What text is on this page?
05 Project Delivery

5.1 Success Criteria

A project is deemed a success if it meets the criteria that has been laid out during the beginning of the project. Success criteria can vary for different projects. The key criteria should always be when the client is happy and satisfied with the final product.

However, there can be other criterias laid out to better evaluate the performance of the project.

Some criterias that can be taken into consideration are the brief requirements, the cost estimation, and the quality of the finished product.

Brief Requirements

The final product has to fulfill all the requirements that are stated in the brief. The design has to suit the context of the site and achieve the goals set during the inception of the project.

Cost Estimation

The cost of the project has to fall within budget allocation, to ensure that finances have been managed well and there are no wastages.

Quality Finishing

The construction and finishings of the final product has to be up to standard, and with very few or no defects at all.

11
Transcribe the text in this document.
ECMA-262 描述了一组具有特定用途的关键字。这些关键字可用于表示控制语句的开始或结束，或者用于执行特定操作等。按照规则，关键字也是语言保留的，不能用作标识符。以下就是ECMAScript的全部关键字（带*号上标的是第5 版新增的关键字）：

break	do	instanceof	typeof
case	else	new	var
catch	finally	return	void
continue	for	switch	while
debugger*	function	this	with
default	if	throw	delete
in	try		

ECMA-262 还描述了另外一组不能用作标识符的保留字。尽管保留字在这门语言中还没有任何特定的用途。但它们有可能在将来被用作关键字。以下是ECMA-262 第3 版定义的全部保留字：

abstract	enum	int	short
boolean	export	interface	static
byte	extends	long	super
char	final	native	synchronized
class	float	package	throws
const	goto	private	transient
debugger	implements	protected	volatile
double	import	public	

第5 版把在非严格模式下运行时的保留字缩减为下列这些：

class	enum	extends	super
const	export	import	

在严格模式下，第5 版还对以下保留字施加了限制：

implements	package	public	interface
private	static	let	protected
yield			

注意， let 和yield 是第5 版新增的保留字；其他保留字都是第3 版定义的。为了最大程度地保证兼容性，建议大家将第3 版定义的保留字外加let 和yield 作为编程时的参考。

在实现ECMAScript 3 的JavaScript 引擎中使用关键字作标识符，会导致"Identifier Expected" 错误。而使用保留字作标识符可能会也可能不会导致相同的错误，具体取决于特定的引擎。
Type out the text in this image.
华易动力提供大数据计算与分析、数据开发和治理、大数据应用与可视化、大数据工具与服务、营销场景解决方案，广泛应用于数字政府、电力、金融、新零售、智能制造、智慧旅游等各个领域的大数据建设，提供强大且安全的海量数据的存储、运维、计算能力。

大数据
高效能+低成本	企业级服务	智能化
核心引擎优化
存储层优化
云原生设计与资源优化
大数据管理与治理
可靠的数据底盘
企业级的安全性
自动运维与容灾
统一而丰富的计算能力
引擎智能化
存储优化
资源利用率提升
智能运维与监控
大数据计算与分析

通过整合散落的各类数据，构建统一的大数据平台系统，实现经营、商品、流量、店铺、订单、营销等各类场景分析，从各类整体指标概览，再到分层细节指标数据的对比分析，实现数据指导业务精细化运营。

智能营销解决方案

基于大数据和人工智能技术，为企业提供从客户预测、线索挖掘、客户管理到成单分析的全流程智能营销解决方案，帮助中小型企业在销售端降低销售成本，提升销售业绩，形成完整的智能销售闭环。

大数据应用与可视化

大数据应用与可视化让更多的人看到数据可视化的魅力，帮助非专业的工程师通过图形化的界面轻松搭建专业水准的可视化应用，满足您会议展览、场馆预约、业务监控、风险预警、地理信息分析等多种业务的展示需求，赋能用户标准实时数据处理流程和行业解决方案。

- - - - - - -

**Written problem:**
Every line from the one containing "Type out the text in this image." through the end of the data must be repeated exactly, and no other line.

**Worked answer:**
Type out the text in this image.
华易动力提供大数据计算与分析、数据开发和治理、大数据应用与可视化、大数据工具与服务、营销场景解决方案，广泛应用于数字政府、电力、金融、新零售、智能制造、智慧旅游等各个领域的大数据建设，提供强大且安全的海量数据的存储、运维、计算能力。

大数据
高效能+低成本	企业级服务	智能化
核心引擎优化
存储层优化
云原生设计与资源优化
大数据管理与治理
可靠的数据底盘
企业级的安全性
自动运维与容灾
统一而丰富的计算能力
引擎智能化
存储优化
资源利用率提升
智能运维与监控
大数据计算与分析

通过整合散落的各类数据，构建统一的大数据平台系统，实现经营、商品、流量、店铺、订单、营销等各类场景分析，从各类整体指标概览，再到分层细节指标数据的对比分析，实现数据指导业务精细化运营。

智能营销解决方案

基于大数据和人工智能技术，为企业提供从客户预测、线索挖掘、客户管理到成单分析的全流程智能营销解决方案，帮助中小型企业在销售端降低销售成本，提升销售业绩，形成完整的智能销售闭环。

大数据应用与可视化

大数据应用与可视化让更多的人看到数据可视化的魅力，帮助非专业的工程师通过图形化的界面轻松搭建专业水准的可视化应用，满足您会议展览、场馆预约、业务监控、风险预警、地理信息分析等多种业务的展示需求，赋能用户标准实时数据处理流程和行业解决方案。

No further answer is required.